▸ **Page text**
Start of Block
The game was released on the PlayStation Network in North America on January 24, 2008 and in PAL regions on December 11, 2008.

==Reception==

Jet Moto 2 received mixed reviews from critics. It held a 70.08% at GameRankings, a video game aggregator, based on 12 reviews. Like Jet Moto, the game's popularity would earn it a spot in the PlayStation Greatest Hits. Between the original version and the Greatest Hits Championship Edition, Jet Moto 2 sold over 800,000 copies.

Reviewers disagreed on many points about the game. While many praised the new variety of tracks offered, all four reviewers for Electronic Gaming Monthly complained that the tracks are frustratingly confusing and unfair, and Next Generation opined that the track design "is not nearly as impressive as the first, if only because it's more of the same." On the positive side, GameSpot stated that the variety of courses "take the Jet Moto series yet another step away from the traditional racer." Likewise, while IGN called the physics system "even more over-the-top" and was pleased that "The bike flies about everywhere," GameSpot considered the unexpected results of maneuvers and collisions to be a problem.

Though most critics, even in the more negative reviews for the game, cited improved graphics over the original, Next Generation commented that "what's most distressing is that the graphics haven't been improved. ... Had Singletrac succeeded in making Jet Moto 2 a brand new game with a look to reflect the year between titles, it would've deserved a higher score. As it is, it's just more of the same, with less innovation." A number of critics also found that it is easy to get disoriented and lose track of where the edges of the course are.
End of Block
Document understanding data:
Start of Block
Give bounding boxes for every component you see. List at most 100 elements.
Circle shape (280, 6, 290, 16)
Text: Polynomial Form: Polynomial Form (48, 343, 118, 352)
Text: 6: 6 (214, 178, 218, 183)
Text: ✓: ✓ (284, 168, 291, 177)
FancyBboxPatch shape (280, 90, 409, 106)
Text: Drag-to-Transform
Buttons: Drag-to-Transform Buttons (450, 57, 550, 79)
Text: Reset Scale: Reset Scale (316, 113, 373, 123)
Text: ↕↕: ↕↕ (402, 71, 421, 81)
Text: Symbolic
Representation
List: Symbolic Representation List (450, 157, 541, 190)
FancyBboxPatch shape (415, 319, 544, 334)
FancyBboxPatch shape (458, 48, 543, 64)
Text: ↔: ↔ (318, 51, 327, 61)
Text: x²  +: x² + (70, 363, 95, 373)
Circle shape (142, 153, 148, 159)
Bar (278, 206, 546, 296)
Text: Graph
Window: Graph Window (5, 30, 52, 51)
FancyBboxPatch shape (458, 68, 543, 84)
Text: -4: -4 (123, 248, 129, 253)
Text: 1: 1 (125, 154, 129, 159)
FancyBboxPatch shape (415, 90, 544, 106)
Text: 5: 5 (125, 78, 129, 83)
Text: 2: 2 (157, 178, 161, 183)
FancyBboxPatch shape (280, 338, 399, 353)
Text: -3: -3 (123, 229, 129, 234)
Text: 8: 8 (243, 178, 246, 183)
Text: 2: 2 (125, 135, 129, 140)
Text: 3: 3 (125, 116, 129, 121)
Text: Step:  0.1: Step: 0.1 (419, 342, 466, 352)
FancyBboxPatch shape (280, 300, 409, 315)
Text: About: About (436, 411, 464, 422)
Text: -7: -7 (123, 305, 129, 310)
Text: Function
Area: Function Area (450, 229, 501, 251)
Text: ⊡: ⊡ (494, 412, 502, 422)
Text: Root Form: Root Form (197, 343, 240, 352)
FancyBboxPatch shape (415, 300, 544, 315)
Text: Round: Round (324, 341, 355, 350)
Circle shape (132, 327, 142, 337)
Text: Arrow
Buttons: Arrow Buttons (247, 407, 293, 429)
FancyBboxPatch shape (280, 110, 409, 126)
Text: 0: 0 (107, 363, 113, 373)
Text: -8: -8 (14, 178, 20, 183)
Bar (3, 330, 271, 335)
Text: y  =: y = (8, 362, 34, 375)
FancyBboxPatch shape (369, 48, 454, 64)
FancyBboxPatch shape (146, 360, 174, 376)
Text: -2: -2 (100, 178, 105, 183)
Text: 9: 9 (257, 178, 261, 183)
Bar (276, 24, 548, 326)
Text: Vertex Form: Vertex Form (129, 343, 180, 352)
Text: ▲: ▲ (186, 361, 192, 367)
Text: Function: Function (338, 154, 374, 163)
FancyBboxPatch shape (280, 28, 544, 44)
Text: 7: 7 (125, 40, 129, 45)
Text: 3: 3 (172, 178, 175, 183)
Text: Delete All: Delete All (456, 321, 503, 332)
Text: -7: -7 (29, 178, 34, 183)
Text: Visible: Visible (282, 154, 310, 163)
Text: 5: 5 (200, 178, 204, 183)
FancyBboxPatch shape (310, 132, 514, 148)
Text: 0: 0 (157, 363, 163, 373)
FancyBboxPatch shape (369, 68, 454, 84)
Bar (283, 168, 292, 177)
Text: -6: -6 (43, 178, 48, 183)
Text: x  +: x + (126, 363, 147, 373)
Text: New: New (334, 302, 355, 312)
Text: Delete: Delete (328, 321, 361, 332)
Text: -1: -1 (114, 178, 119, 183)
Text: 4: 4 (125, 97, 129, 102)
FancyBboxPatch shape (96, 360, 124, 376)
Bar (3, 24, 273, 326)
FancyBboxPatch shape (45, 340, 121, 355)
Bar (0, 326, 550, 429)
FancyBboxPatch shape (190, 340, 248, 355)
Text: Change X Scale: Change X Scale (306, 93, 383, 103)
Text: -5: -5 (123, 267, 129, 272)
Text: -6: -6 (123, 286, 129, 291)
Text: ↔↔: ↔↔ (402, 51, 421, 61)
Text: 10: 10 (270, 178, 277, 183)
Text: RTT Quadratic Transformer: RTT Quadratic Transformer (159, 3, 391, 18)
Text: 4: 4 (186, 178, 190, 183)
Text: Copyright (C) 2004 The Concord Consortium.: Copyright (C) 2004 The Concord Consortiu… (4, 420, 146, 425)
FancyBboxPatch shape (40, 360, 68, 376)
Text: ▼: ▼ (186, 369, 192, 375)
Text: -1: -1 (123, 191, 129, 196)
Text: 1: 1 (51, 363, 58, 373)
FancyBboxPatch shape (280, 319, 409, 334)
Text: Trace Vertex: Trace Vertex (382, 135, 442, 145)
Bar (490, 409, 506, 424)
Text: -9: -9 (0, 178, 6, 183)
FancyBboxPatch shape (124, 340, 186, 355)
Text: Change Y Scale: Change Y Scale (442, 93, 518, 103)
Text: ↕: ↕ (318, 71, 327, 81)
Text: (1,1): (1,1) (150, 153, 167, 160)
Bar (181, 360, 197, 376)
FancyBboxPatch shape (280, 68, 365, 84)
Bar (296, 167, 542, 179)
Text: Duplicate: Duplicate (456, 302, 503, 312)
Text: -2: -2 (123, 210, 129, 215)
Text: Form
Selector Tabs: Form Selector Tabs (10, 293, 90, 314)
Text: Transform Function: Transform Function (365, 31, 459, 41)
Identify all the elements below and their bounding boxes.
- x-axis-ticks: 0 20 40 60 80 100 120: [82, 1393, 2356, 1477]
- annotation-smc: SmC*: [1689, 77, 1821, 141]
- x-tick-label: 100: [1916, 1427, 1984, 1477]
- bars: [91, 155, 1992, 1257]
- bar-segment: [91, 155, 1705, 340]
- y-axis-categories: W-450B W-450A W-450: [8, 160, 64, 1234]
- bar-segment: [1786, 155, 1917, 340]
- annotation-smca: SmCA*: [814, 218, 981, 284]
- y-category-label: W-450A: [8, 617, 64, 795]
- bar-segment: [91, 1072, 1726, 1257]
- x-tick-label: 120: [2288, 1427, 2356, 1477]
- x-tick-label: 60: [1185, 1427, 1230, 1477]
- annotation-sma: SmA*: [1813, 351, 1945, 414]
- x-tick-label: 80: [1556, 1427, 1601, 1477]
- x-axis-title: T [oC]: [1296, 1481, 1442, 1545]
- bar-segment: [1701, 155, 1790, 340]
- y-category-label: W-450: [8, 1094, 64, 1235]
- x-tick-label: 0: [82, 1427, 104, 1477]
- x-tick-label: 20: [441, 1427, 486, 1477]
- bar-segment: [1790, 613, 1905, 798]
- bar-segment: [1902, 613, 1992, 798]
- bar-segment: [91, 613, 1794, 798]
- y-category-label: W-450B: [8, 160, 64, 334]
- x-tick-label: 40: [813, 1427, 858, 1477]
End of Block
▸ **Questions on the material**
**a)** Print the portion of the Jet Moto 2 text starting at "Reviewers disagreed on" and ending at "be a problem.".
**b)** Write what comes next in the Jet Moto 2 text, picking up after its last sentence.

▸ **List of answers**
**a)**
Reviewers disagreed on many points about the game. While many praised the new variety of tracks offered, all four reviewers for Electronic Gaming Monthly complained that the tracks are frustratingly confusing and unfair, and Next Generation opined that the track design "is not nearly as impressive as the first, if only because it's more of the same." On the positive side, GameSpot stated that the variety of courses "take the Jet Moto series yet another step away from the traditional racer." Likewise, while IGN called the physics system "even more over-the-top" and was pleased that "The bike flies about everywhere," GameSpot considered the unexpected results of maneuvers and collisions to be a problem.

**b)**
Overall opinions also varied to an extent. Contrary to Next Generation, GamePro concluded that while Jet Moto 2 is flawed, it has enough novel features over its predecessor to be worth buying. GameSpot deemed it not quite as good as the original, but still a worthy follow-up. Game Revolution was enthusiastic about the game's play control, though they found the split screen makes the two-player mode too difficult to enjoy. On the more negative end, all four Electronic Gaming Monthly reviewers gave it a 6/10 or lower, with Dan Hsu remarking, "It can't be a good thing when, while playing this game, all I can think of are ways to improve it." IGN praised the bike design and challenging A.I., but felt the game was not unique enough from the original, calling it "Jet Moto 1.5".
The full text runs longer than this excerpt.